Work to complete — Going line by line through the records below, count those with the word "letter" and give only the count.

Records provided —
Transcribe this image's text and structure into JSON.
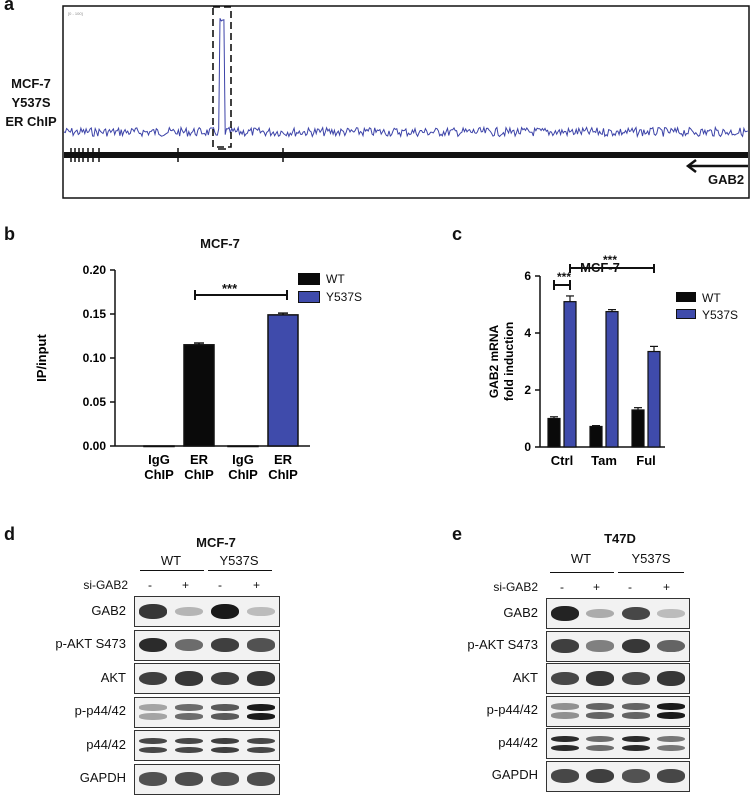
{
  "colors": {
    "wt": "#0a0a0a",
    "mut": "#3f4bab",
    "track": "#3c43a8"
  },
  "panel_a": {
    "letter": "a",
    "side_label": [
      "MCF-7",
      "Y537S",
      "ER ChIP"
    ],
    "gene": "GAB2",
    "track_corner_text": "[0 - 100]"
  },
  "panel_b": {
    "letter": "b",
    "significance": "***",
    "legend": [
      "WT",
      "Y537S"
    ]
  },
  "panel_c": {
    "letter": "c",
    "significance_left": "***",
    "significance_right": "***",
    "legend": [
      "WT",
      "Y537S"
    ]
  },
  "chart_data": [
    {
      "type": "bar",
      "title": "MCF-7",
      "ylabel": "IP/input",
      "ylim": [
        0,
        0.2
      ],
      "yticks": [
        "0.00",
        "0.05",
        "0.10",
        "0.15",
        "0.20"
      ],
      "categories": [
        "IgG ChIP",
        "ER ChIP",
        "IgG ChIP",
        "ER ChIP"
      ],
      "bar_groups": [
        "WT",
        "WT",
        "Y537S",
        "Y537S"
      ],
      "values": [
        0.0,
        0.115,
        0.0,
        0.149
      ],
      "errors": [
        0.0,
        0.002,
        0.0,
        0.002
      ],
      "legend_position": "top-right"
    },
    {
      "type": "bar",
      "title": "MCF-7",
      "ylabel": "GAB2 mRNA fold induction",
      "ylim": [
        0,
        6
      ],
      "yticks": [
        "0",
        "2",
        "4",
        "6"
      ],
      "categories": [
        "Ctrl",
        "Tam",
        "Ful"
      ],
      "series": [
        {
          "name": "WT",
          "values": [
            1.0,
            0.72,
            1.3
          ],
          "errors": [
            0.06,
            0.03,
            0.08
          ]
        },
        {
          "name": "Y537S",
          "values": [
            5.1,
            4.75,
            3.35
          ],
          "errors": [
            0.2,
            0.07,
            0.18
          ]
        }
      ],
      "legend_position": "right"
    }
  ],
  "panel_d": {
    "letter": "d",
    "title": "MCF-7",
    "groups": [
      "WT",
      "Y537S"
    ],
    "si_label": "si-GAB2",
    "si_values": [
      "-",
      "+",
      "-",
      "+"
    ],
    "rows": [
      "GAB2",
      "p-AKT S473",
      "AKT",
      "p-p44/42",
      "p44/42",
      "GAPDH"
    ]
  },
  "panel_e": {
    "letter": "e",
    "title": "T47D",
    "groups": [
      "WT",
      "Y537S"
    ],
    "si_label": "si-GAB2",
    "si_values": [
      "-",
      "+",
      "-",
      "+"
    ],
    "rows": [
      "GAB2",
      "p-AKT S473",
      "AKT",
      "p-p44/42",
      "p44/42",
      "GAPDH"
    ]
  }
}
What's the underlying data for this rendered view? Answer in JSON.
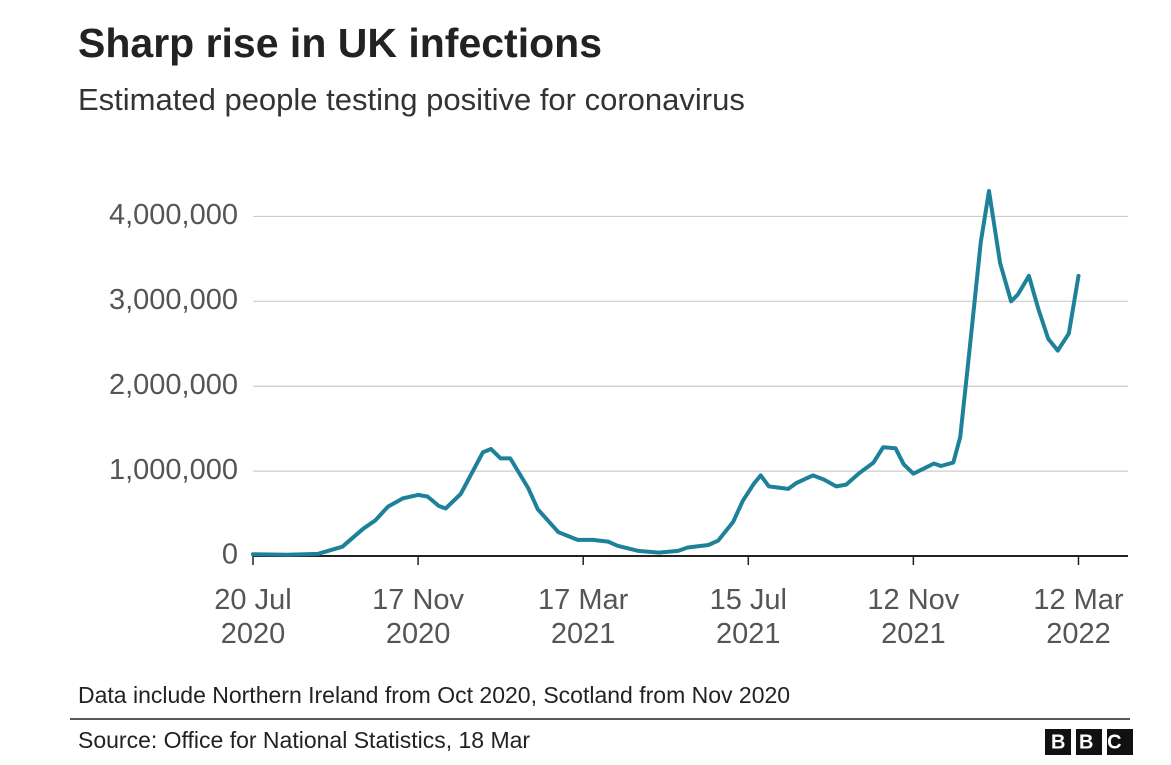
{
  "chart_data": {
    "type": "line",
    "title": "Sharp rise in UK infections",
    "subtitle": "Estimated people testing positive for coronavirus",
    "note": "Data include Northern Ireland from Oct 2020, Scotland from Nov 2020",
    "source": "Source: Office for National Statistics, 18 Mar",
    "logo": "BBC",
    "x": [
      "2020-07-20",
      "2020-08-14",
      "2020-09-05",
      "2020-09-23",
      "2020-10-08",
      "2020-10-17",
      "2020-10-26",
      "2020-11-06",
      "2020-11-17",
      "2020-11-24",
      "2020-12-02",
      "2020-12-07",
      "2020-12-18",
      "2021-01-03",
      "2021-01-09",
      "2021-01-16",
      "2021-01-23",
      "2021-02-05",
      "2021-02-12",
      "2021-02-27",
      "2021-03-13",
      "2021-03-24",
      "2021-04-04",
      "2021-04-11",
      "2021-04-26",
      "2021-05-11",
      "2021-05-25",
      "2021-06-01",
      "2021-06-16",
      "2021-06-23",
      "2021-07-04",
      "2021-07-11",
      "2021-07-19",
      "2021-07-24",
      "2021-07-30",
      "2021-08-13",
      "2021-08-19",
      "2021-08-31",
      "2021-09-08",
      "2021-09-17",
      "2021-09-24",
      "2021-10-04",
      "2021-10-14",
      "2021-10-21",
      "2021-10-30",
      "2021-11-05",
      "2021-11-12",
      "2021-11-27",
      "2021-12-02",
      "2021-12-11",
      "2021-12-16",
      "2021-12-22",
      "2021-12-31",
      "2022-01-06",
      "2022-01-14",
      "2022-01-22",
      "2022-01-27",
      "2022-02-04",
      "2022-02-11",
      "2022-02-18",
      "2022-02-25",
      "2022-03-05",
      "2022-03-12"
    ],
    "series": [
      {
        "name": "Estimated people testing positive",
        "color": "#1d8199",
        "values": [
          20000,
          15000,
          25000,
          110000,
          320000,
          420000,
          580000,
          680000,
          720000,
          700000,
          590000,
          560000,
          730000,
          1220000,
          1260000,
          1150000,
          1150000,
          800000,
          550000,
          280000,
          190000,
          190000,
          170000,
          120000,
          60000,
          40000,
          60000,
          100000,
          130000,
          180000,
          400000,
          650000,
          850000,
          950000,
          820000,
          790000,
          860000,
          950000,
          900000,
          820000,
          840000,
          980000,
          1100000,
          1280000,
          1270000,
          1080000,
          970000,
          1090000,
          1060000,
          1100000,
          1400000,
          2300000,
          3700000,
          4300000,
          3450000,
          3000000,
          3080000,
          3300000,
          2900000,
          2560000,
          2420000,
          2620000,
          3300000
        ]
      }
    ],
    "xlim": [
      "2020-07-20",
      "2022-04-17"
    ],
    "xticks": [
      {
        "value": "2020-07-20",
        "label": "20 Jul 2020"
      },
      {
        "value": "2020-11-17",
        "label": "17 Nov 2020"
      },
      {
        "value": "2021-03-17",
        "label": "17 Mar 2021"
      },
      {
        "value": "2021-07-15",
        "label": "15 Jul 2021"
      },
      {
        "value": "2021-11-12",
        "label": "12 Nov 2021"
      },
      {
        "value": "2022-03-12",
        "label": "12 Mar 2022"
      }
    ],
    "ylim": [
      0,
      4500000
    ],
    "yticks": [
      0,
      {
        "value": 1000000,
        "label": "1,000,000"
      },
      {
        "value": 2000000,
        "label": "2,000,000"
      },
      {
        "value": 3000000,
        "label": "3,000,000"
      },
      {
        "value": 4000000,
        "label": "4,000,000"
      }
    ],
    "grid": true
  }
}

Task result — 5